[WHAT IS REQUIRED]:
Where a line holds "Steruern", copy it.

[RAW DATA]:
----------------------------------------

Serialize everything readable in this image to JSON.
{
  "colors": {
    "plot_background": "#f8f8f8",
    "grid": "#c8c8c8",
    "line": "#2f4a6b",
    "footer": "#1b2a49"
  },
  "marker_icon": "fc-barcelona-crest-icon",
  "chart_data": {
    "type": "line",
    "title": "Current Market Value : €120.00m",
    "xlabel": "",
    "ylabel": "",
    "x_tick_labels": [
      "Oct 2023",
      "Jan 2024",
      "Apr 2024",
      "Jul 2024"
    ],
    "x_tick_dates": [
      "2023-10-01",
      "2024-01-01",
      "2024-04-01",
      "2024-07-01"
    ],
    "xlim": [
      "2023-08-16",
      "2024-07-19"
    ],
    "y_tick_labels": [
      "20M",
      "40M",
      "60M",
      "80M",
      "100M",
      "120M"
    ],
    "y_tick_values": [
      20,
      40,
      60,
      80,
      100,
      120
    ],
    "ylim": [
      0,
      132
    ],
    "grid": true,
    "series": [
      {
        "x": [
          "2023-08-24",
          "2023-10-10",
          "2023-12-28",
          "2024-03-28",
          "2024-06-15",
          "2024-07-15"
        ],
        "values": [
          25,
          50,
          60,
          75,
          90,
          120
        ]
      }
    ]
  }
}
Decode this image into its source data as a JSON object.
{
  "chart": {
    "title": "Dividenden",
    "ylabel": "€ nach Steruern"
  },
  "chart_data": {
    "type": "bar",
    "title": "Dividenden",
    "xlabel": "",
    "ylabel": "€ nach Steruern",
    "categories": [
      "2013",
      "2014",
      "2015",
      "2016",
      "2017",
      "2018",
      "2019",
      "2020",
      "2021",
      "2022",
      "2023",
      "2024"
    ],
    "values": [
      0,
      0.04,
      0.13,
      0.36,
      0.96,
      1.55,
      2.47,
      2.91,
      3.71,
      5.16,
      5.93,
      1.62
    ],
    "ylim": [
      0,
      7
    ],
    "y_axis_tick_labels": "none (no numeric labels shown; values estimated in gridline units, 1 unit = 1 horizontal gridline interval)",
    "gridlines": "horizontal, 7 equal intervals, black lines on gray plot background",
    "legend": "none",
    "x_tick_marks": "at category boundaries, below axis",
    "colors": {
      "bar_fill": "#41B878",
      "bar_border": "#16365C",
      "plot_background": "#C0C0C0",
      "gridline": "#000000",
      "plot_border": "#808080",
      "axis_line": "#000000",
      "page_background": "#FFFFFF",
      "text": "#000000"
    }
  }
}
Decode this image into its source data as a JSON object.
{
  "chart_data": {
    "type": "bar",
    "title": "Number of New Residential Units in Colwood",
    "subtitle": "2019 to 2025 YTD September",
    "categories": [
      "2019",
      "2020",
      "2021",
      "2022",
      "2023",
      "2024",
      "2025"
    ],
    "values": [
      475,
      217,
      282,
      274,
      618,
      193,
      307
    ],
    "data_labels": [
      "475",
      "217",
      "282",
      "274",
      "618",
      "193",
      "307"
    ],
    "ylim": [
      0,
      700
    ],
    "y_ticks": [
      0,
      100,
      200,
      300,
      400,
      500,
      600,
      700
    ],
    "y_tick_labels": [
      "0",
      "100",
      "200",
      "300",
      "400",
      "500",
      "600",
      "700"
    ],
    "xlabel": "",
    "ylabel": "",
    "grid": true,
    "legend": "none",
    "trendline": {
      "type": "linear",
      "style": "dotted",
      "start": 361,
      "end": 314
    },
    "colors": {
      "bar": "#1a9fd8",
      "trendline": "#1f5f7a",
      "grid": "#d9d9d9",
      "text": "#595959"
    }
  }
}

----------------------------------------

[EXERCISE RESULT]:
    "ylabel": "€ nach Steruern"
    "ylabel": "€ nach Steruern",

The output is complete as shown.